■ AIM OF THE EXERCISE:
Return all entries precisely as they stand, without the images.

■ MATERIAL PROVIDED:
* start *

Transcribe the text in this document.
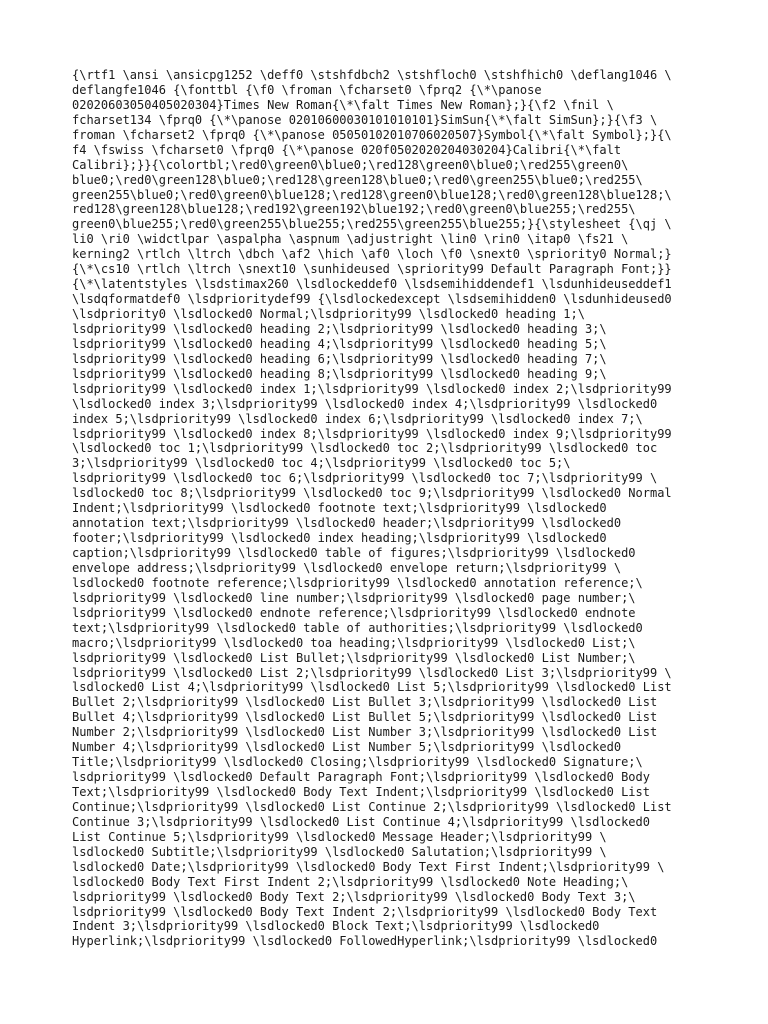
{\rtf1 \ansi \ansicpg1252 \deff0 \stshfdbch2 \stshfloch0 \stshfhich0 \deflang1046 \
deflangfe1046 {\fonttbl {\f0 \froman \fcharset0 \fprq2 {\*\panose
02020603050405020304}Times New Roman{\*\falt Times New Roman};}{\f2 \fnil \
fcharset134 \fprq0 {\*\panose 02010600030101010101}SimSun{\*\falt SimSun};}{\f3 \
froman \fcharset2 \fprq0 {\*\panose 05050102010706020507}Symbol{\*\falt Symbol};}{\
f4 \fswiss \fcharset0 \fprq0 {\*\panose 020f0502020204030204}Calibri{\*\falt
Calibri};}}{\colortbl;\red0\green0\blue0;\red128\green0\blue0;\red255\green0\
blue0;\red0\green128\blue0;\red128\green128\blue0;\red0\green255\blue0;\red255\
green255\blue0;\red0\green0\blue128;\red128\green0\blue128;\red0\green128\blue128;\
red128\green128\blue128;\red192\green192\blue192;\red0\green0\blue255;\red255\
green0\blue255;\red0\green255\blue255;\red255\green255\blue255;}{\stylesheet {\qj \
li0 \ri0 \widctlpar \aspalpha \aspnum \adjustright \lin0 \rin0 \itap0 \fs21 \
kerning2 \rtlch \ltrch \dbch \af2 \hich \af0 \loch \f0 \snext0 \spriority0 Normal;}
{\*\cs10 \rtlch \ltrch \snext10 \sunhideused \spriority99 Default Paragraph Font;}}
{\*\latentstyles \lsdstimax260 \lsdlockeddef0 \lsdsemihiddendef1 \lsdunhideuseddef1
\lsdqformatdef0 \lsdprioritydef99 {\lsdlockedexcept \lsdsemihidden0 \lsdunhideused0
\lsdpriority0 \lsdlocked0 Normal;\lsdpriority99 \lsdlocked0 heading 1;\
lsdpriority99 \lsdlocked0 heading 2;\lsdpriority99 \lsdlocked0 heading 3;\
lsdpriority99 \lsdlocked0 heading 4;\lsdpriority99 \lsdlocked0 heading 5;\
lsdpriority99 \lsdlocked0 heading 6;\lsdpriority99 \lsdlocked0 heading 7;\
lsdpriority99 \lsdlocked0 heading 8;\lsdpriority99 \lsdlocked0 heading 9;\
lsdpriority99 \lsdlocked0 index 1;\lsdpriority99 \lsdlocked0 index 2;\lsdpriority99
\lsdlocked0 index 3;\lsdpriority99 \lsdlocked0 index 4;\lsdpriority99 \lsdlocked0
index 5;\lsdpriority99 \lsdlocked0 index 6;\lsdpriority99 \lsdlocked0 index 7;\
lsdpriority99 \lsdlocked0 index 8;\lsdpriority99 \lsdlocked0 index 9;\lsdpriority99
\lsdlocked0 toc 1;\lsdpriority99 \lsdlocked0 toc 2;\lsdpriority99 \lsdlocked0 toc
3;\lsdpriority99 \lsdlocked0 toc 4;\lsdpriority99 \lsdlocked0 toc 5;\
lsdpriority99 \lsdlocked0 toc 6;\lsdpriority99 \lsdlocked0 toc 7;\lsdpriority99 \
lsdlocked0 toc 8;\lsdpriority99 \lsdlocked0 toc 9;\lsdpriority99 \lsdlocked0 Normal
Indent;\lsdpriority99 \lsdlocked0 footnote text;\lsdpriority99 \lsdlocked0
annotation text;\lsdpriority99 \lsdlocked0 header;\lsdpriority99 \lsdlocked0
footer;\lsdpriority99 \lsdlocked0 index heading;\lsdpriority99 \lsdlocked0
caption;\lsdpriority99 \lsdlocked0 table of figures;\lsdpriority99 \lsdlocked0
envelope address;\lsdpriority99 \lsdlocked0 envelope return;\lsdpriority99 \
lsdlocked0 footnote reference;\lsdpriority99 \lsdlocked0 annotation reference;\
lsdpriority99 \lsdlocked0 line number;\lsdpriority99 \lsdlocked0 page number;\
lsdpriority99 \lsdlocked0 endnote reference;\lsdpriority99 \lsdlocked0 endnote
text;\lsdpriority99 \lsdlocked0 table of authorities;\lsdpriority99 \lsdlocked0
macro;\lsdpriority99 \lsdlocked0 toa heading;\lsdpriority99 \lsdlocked0 List;\
lsdpriority99 \lsdlocked0 List Bullet;\lsdpriority99 \lsdlocked0 List Number;\
lsdpriority99 \lsdlocked0 List 2;\lsdpriority99 \lsdlocked0 List 3;\lsdpriority99 \
lsdlocked0 List 4;\lsdpriority99 \lsdlocked0 List 5;\lsdpriority99 \lsdlocked0 List
Bullet 2;\lsdpriority99 \lsdlocked0 List Bullet 3;\lsdpriority99 \lsdlocked0 List
Bullet 4;\lsdpriority99 \lsdlocked0 List Bullet 5;\lsdpriority99 \lsdlocked0 List
Number 2;\lsdpriority99 \lsdlocked0 List Number 3;\lsdpriority99 \lsdlocked0 List
Number 4;\lsdpriority99 \lsdlocked0 List Number 5;\lsdpriority99 \lsdlocked0
Title;\lsdpriority99 \lsdlocked0 Closing;\lsdpriority99 \lsdlocked0 Signature;\
lsdpriority99 \lsdlocked0 Default Paragraph Font;\lsdpriority99 \lsdlocked0 Body
Text;\lsdpriority99 \lsdlocked0 Body Text Indent;\lsdpriority99 \lsdlocked0 List
Continue;\lsdpriority99 \lsdlocked0 List Continue 2;\lsdpriority99 \lsdlocked0 List
Continue 3;\lsdpriority99 \lsdlocked0 List Continue 4;\lsdpriority99 \lsdlocked0
List Continue 5;\lsdpriority99 \lsdlocked0 Message Header;\lsdpriority99 \
lsdlocked0 Subtitle;\lsdpriority99 \lsdlocked0 Salutation;\lsdpriority99 \
lsdlocked0 Date;\lsdpriority99 \lsdlocked0 Body Text First Indent;\lsdpriority99 \
lsdlocked0 Body Text First Indent 2;\lsdpriority99 \lsdlocked0 Note Heading;\
lsdpriority99 \lsdlocked0 Body Text 2;\lsdpriority99 \lsdlocked0 Body Text 3;\
lsdpriority99 \lsdlocked0 Body Text Indent 2;\lsdpriority99 \lsdlocked0 Body Text
Indent 3;\lsdpriority99 \lsdlocked0 Block Text;\lsdpriority99 \lsdlocked0
Hyperlink;\lsdpriority99 \lsdlocked0 FollowedHyperlink;\lsdpriority99 \lsdlocked0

* end *

■ RESPONSE:
Transcribe the text in this document.
{\rtf1 \ansi \ansicpg1252 \deff0 \stshfdbch2 \stshfloch0 \stshfhich0 \deflang1046 \
deflangfe1046 {\fonttbl {\f0 \froman \fcharset0 \fprq2 {\*\panose
02020603050405020304}Times New Roman{\*\falt Times New Roman};}{\f2 \fnil \
fcharset134 \fprq0 {\*\panose 02010600030101010101}SimSun{\*\falt SimSun};}{\f3 \
froman \fcharset2 \fprq0 {\*\panose 05050102010706020507}Symbol{\*\falt Symbol};}{\
f4 \fswiss \fcharset0 \fprq0 {\*\panose 020f0502020204030204}Calibri{\*\falt
Calibri};}}{\colortbl;\red0\green0\blue0;\red128\green0\blue0;\red255\green0\
blue0;\red0\green128\blue0;\red128\green128\blue0;\red0\green255\blue0;\red255\
green255\blue0;\red0\green0\blue128;\red128\green0\blue128;\red0\green128\blue128;\
red128\green128\blue128;\red192\green192\blue192;\red0\green0\blue255;\red255\
green0\blue255;\red0\green255\blue255;\red255\green255\blue255;}{\stylesheet {\qj \
li0 \ri0 \widctlpar \aspalpha \aspnum \adjustright \lin0 \rin0 \itap0 \fs21 \
kerning2 \rtlch \ltrch \dbch \af2 \hich \af0 \loch \f0 \snext0 \spriority0 Normal;}
{\*\cs10 \rtlch \ltrch \snext10 \sunhideused \spriority99 Default Paragraph Font;}}
{\*\latentstyles \lsdstimax260 \lsdlockeddef0 \lsdsemihiddendef1 \lsdunhideuseddef1
\lsdqformatdef0 \lsdprioritydef99 {\lsdlockedexcept \lsdsemihidden0 \lsdunhideused0
\lsdpriority0 \lsdlocked0 Normal;\lsdpriority99 \lsdlocked0 heading 1;\
lsdpriority99 \lsdlocked0 heading 2;\lsdpriority99 \lsdlocked0 heading 3;\
lsdpriority99 \lsdlocked0 heading 4;\lsdpriority99 \lsdlocked0 heading 5;\
lsdpriority99 \lsdlocked0 heading 6;\lsdpriority99 \lsdlocked0 heading 7;\
lsdpriority99 \lsdlocked0 heading 8;\lsdpriority99 \lsdlocked0 heading 9;\
lsdpriority99 \lsdlocked0 index 1;\lsdpriority99 \lsdlocked0 index 2;\lsdpriority99
\lsdlocked0 index 3;\lsdpriority99 \lsdlocked0 index 4;\lsdpriority99 \lsdlocked0
index 5;\lsdpriority99 \lsdlocked0 index 6;\lsdpriority99 \lsdlocked0 index 7;\
lsdpriority99 \lsdlocked0 index 8;\lsdpriority99 \lsdlocked0 index 9;\lsdpriority99
\lsdlocked0 toc 1;\lsdpriority99 \lsdlocked0 toc 2;\lsdpriority99 \lsdlocked0 toc
3;\lsdpriority99 \lsdlocked0 toc 4;\lsdpriority99 \lsdlocked0 toc 5;\
lsdpriority99 \lsdlocked0 toc 6;\lsdpriority99 \lsdlocked0 toc 7;\lsdpriority99 \
lsdlocked0 toc 8;\lsdpriority99 \lsdlocked0 toc 9;\lsdpriority99 \lsdlocked0 Normal
Indent;\lsdpriority99 \lsdlocked0 footnote text;\lsdpriority99 \lsdlocked0
annotation text;\lsdpriority99 \lsdlocked0 header;\lsdpriority99 \lsdlocked0
footer;\lsdpriority99 \lsdlocked0 index heading;\lsdpriority99 \lsdlocked0
caption;\lsdpriority99 \lsdlocked0 table of figures;\lsdpriority99 \lsdlocked0
envelope address;\lsdpriority99 \lsdlocked0 envelope return;\lsdpriority99 \
lsdlocked0 footnote reference;\lsdpriority99 \lsdlocked0 annotation reference;\
lsdpriority99 \lsdlocked0 line number;\lsdpriority99 \lsdlocked0 page number;\
lsdpriority99 \lsdlocked0 endnote reference;\lsdpriority99 \lsdlocked0 endnote
text;\lsdpriority99 \lsdlocked0 table of authorities;\lsdpriority99 \lsdlocked0
macro;\lsdpriority99 \lsdlocked0 toa heading;\lsdpriority99 \lsdlocked0 List;\
lsdpriority99 \lsdlocked0 List Bullet;\lsdpriority99 \lsdlocked0 List Number;\
lsdpriority99 \lsdlocked0 List 2;\lsdpriority99 \lsdlocked0 List 3;\lsdpriority99 \
lsdlocked0 List 4;\lsdpriority99 \lsdlocked0 List 5;\lsdpriority99 \lsdlocked0 List
Bullet 2;\lsdpriority99 \lsdlocked0 List Bullet 3;\lsdpriority99 \lsdlocked0 List
Bullet 4;\lsdpriority99 \lsdlocked0 List Bullet 5;\lsdpriority99 \lsdlocked0 List
Number 2;\lsdpriority99 \lsdlocked0 List Number 3;\lsdpriority99 \lsdlocked0 List
Number 4;\lsdpriority99 \lsdlocked0 List Number 5;\lsdpriority99 \lsdlocked0
Title;\lsdpriority99 \lsdlocked0 Closing;\lsdpriority99 \lsdlocked0 Signature;\
lsdpriority99 \lsdlocked0 Default Paragraph Font;\lsdpriority99 \lsdlocked0 Body
Text;\lsdpriority99 \lsdlocked0 Body Text Indent;\lsdpriority99 \lsdlocked0 List
Continue;\lsdpriority99 \lsdlocked0 List Continue 2;\lsdpriority99 \lsdlocked0 List
Continue 3;\lsdpriority99 \lsdlocked0 List Continue 4;\lsdpriority99 \lsdlocked0
List Continue 5;\lsdpriority99 \lsdlocked0 Message Header;\lsdpriority99 \
lsdlocked0 Subtitle;\lsdpriority99 \lsdlocked0 Salutation;\lsdpriority99 \
lsdlocked0 Date;\lsdpriority99 \lsdlocked0 Body Text First Indent;\lsdpriority99 \
lsdlocked0 Body Text First Indent 2;\lsdpriority99 \lsdlocked0 Note Heading;\
lsdpriority99 \lsdlocked0 Body Text 2;\lsdpriority99 \lsdlocked0 Body Text 3;\
lsdpriority99 \lsdlocked0 Body Text Indent 2;\lsdpriority99 \lsdlocked0 Body Text
Indent 3;\lsdpriority99 \lsdlocked0 Block Text;\lsdpriority99 \lsdlocked0
Hyperlink;\lsdpriority99 \lsdlocked0 FollowedHyperlink;\lsdpriority99 \lsdlocked0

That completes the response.